Written instruction:
Please update the material from its start through the line containing "The tenant 101c is at (608, 125).", inclusive, replacing "schematic diagram" with "block diagram" and keeping everything else unchanged. Return only those lines, with the pictures left out.

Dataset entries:
++++++++++

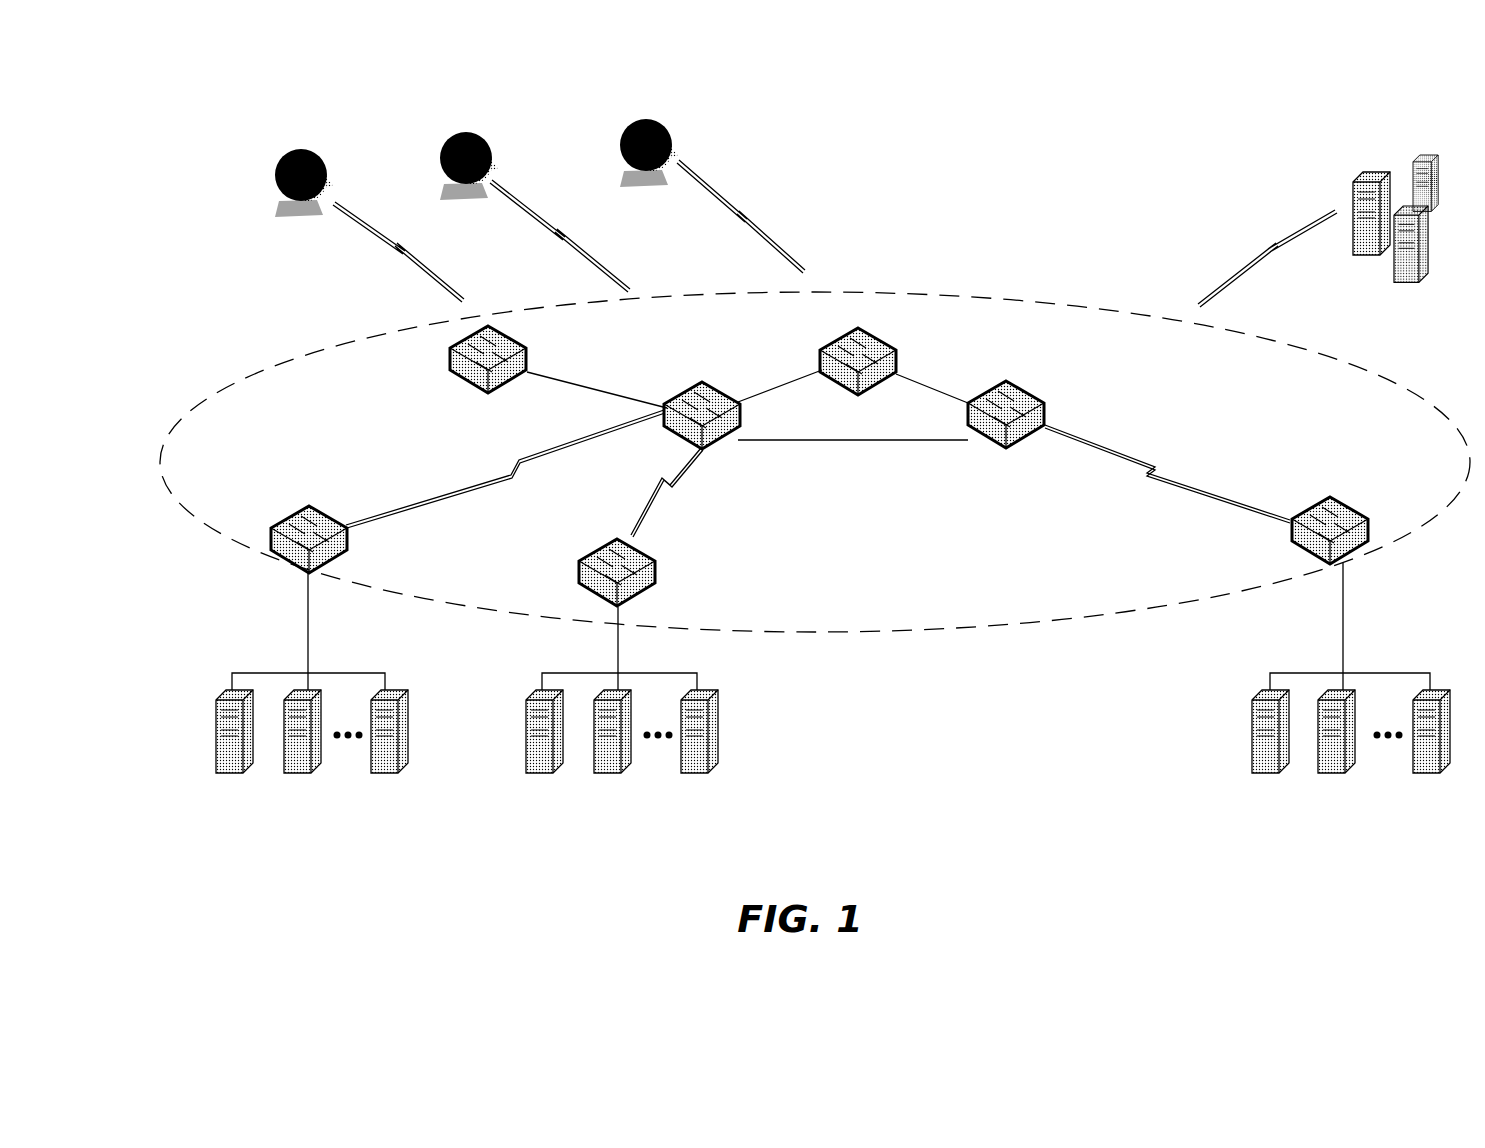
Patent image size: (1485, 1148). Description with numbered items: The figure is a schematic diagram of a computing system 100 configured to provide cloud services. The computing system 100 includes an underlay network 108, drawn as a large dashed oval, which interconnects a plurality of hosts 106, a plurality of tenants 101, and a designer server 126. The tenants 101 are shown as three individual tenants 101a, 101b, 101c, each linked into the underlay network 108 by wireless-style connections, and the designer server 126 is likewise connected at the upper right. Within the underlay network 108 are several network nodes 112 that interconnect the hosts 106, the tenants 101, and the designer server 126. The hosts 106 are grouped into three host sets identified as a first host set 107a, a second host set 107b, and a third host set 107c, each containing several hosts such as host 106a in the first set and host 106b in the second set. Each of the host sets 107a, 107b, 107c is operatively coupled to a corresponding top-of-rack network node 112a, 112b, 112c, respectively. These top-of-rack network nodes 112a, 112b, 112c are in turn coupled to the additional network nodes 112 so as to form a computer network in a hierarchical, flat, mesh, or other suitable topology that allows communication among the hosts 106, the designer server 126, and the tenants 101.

The computing system 100 is at (1040, 158).
The tenants 101 is at (270, 100).
The tenant 101a is at (258, 158).
The tenant 101b is at (428, 140).
The tenant 101c is at (608, 125).
The hosts 106 is at (180, 723).
The host 106a is at (220, 698).
The host 106b is at (722, 690).
The first host set 107a is at (253, 701).
The second host set 107b is at (612, 710).
The third host set 107c is at (1400, 632).
The underlay network 108 is at (815, 462).
The network nodes 112 is at (452, 351).
The top-of-rack network node 112a is at (290, 515).
The top-of-rack network node 112b is at (617, 540).
The top-of-rack network node 112c is at (1350, 508).
The designer server 126 is at (1387, 243).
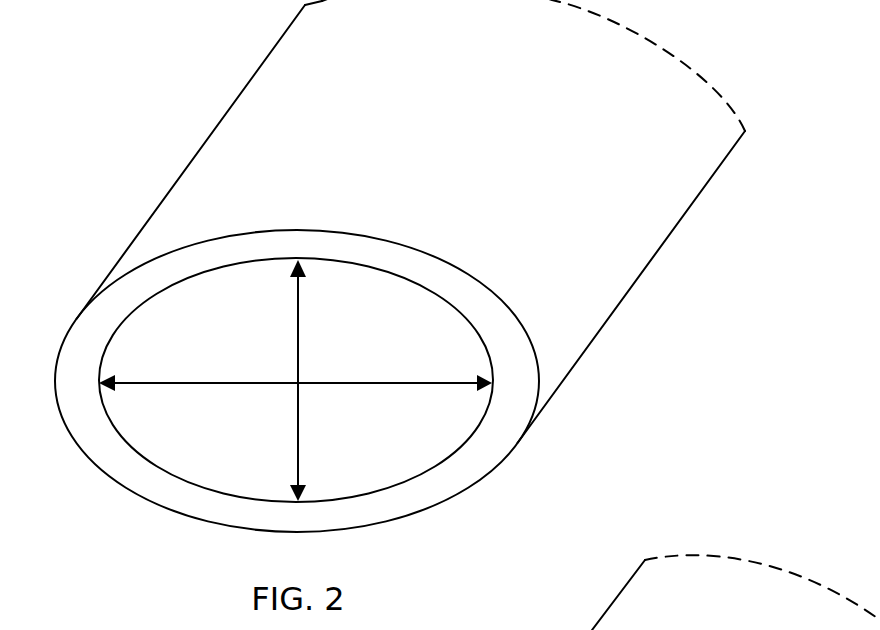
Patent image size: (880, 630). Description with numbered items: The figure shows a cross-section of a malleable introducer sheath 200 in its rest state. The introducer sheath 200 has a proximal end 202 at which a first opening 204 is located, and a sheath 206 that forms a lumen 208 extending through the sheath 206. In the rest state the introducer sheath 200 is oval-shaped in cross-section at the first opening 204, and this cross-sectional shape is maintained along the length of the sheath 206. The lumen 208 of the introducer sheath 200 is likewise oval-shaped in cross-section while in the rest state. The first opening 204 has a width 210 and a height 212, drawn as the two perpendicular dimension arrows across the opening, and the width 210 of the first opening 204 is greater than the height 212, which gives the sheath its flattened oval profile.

The malleable introducer sheath 200 is at (119, 114).
The proximal end 202 is at (137, 492).
The first opening 204 is at (458, 435).
The sheath 206 is at (260, 92).
The lumen 208 is at (357, 428).
The width 210 is at (243, 387).
The height 212 is at (300, 348).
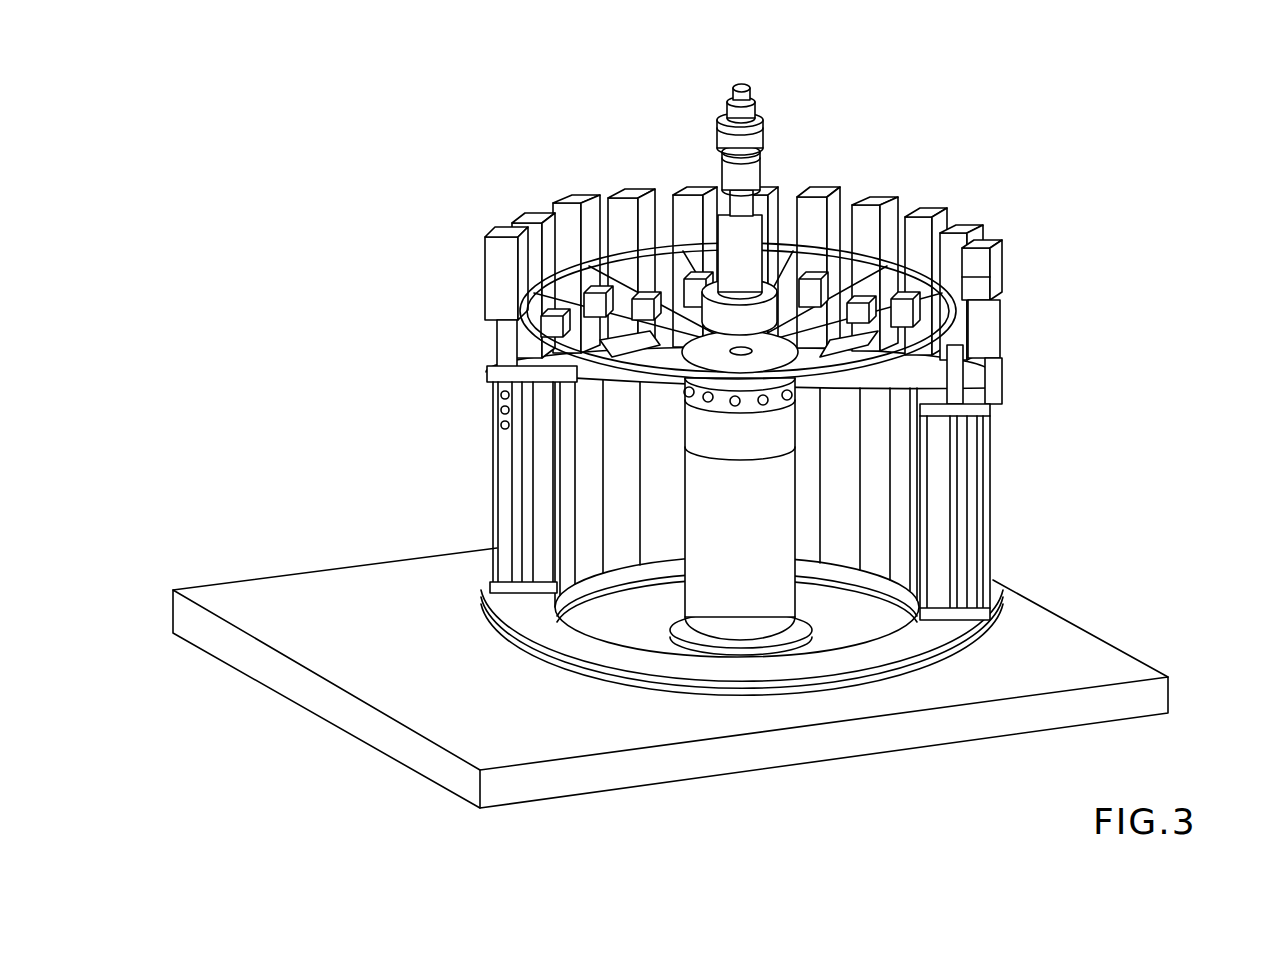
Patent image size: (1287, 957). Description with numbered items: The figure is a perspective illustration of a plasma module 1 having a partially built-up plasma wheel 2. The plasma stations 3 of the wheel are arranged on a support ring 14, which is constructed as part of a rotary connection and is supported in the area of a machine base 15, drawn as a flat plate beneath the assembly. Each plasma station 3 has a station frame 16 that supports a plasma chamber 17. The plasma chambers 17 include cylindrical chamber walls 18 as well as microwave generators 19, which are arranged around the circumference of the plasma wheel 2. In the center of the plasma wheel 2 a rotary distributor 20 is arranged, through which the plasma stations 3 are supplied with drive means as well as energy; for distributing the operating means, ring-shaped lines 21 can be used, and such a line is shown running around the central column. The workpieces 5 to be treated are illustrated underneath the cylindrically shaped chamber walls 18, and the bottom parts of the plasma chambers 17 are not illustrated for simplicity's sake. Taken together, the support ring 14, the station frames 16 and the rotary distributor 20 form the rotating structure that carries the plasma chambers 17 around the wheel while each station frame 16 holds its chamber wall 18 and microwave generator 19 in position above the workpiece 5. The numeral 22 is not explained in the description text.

The plasma module 1 is at (1147, 640).
The plasma wheel 2 is at (992, 527).
The plasma station 3 is at (1007, 400).
The workpiece 5 is at (993, 443).
The support ring 14 is at (512, 620).
The machine base 15 is at (337, 637).
The station frame 16 is at (937, 560).
The plasma chamber 17 is at (1008, 355).
The chamber wall 18 is at (997, 371).
The microwave generator 19 is at (1012, 290).
The rotary distributor 20 is at (780, 138).
The ring-shaped line 21 is at (710, 421).
The ring 22 is at (517, 305).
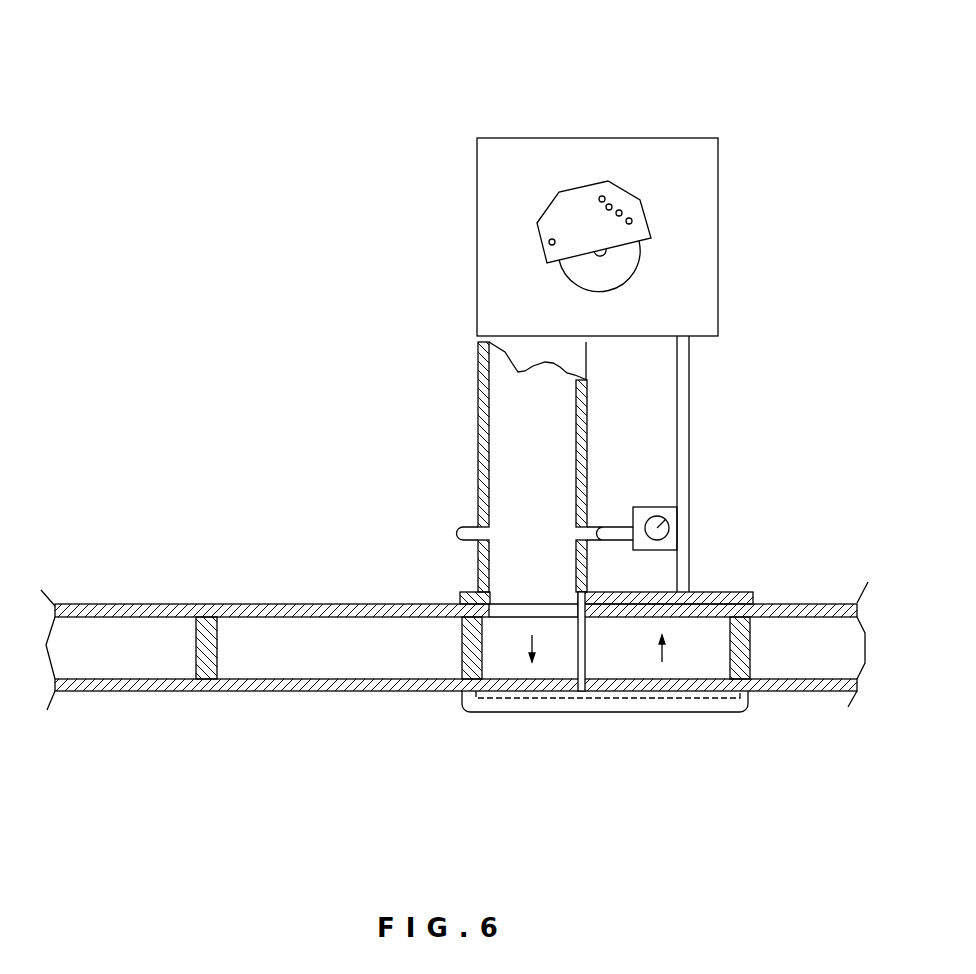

++++++++++

Result of the task:
Patent image size: (1485, 1148). Description with numbered items: The figure is a block diagram of a computing system 100 configured to provide cloud services. The computing system 100 includes an underlay network 108, drawn as a large dashed oval, which interconnects a plurality of hosts 106, a plurality of tenants 101, and a designer server 126. The tenants 101 are shown as three individual tenants 101a, 101b, 101c, each linked into the underlay network 108 by wireless-style connections, and the designer server 126 is likewise connected at the upper right. Within the underlay network 108 are several network nodes 112 that interconnect the hosts 106, the tenants 101, and the designer server 126. The hosts 106 are grouped into three host sets identified as a first host set 107a, a second host set 107b, and a third host set 107c, each containing several hosts such as host 106a in the first set and host 106b in the second set. Each of the host sets 107a, 107b, 107c is operatively coupled to a corresponding top-of-rack network node 112a, 112b, 112c, respectively. These top-of-rack network nodes 112a, 112b, 112c are in turn coupled to the additional network nodes 112 so as to form a computer network in a hierarchical, flat, mesh, or other suitable topology that allows communication among the hosts 106, the designer server 126, and the tenants 101.

The computing system 100 is at (1040, 158).
The tenants 101 is at (270, 100).
The tenant 101a is at (258, 158).
The tenant 101b is at (428, 140).
The tenant 101c is at (608, 125).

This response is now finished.